>> START Information supplied

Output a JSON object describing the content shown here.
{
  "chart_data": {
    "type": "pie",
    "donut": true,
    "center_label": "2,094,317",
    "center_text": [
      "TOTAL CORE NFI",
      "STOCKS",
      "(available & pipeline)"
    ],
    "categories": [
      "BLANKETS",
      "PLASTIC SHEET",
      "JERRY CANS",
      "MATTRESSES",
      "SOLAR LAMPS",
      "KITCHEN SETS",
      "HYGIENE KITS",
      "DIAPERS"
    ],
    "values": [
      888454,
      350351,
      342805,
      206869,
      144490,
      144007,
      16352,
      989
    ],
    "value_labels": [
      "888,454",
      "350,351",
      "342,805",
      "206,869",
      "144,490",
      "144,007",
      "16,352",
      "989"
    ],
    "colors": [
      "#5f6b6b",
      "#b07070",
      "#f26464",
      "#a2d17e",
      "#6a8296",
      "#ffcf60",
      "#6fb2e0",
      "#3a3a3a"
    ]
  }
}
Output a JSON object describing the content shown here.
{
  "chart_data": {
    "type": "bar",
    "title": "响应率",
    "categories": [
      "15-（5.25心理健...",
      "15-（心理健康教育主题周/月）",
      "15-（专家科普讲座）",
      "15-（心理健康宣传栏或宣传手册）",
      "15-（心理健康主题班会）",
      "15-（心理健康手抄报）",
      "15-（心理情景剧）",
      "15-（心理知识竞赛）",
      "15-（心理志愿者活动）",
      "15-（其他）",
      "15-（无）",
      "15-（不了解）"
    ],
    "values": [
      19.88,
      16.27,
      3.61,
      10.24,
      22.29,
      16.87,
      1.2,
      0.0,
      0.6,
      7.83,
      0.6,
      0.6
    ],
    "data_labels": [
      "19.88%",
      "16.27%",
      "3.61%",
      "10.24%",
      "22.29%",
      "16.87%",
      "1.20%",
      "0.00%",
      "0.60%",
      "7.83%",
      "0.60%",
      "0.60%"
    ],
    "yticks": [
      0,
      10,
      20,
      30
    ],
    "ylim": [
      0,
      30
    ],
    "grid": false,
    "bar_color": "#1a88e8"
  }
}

>> END Information supplied

• _Aim of the task_
Restate the data above word for word, please.

• _Correct output_
Output a JSON object describing the content shown here.
{
  "chart_data": {
    "type": "pie",
    "donut": true,
    "center_label": "2,094,317",
    "center_text": [
      "TOTAL CORE NFI",
      "STOCKS",
      "(available & pipeline)"
    ],
    "categories": [
      "BLANKETS",
      "PLASTIC SHEET",
      "JERRY CANS",
      "MATTRESSES",
      "SOLAR LAMPS",
      "KITCHEN SETS",
      "HYGIENE KITS",
      "DIAPERS"
    ],
    "values": [
      888454,
      350351,
      342805,
      206869,
      144490,
      144007,
      16352,
      989
    ],
    "value_labels": [
      "888,454",
      "350,351",
      "342,805",
      "206,869",
      "144,490",
      "144,007",
      "16,352",
      "989"
    ],
    "colors": [
      "#5f6b6b",
      "#b07070",
      "#f26464",
      "#a2d17e",
      "#6a8296",
      "#ffcf60",
      "#6fb2e0",
      "#3a3a3a"
    ]
  }
}
Output a JSON object describing the content shown here.
{
  "chart_data": {
    "type": "bar",
    "title": "响应率",
    "categories": [
      "15-（5.25心理健...",
      "15-（心理健康教育主题周/月）",
      "15-（专家科普讲座）",
      "15-（心理健康宣传栏或宣传手册）",
      "15-（心理健康主题班会）",
      "15-（心理健康手抄报）",
      "15-（心理情景剧）",
      "15-（心理知识竞赛）",
      "15-（心理志愿者活动）",
      "15-（其他）",
      "15-（无）",
      "15-（不了解）"
    ],
    "values": [
      19.88,
      16.27,
      3.61,
      10.24,
      22.29,
      16.87,
      1.2,
      0.0,
      0.6,
      7.83,
      0.6,
      0.6
    ],
    "data_labels": [
      "19.88%",
      "16.27%",
      "3.61%",
      "10.24%",
      "22.29%",
      "16.87%",
      "1.20%",
      "0.00%",
      "0.60%",
      "7.83%",
      "0.60%",
      "0.60%"
    ],
    "yticks": [
      0,
      10,
      20,
      30
    ],
    "ylim": [
      0,
      30
    ],
    "grid": false,
    "bar_color": "#1a88e8"
  }
}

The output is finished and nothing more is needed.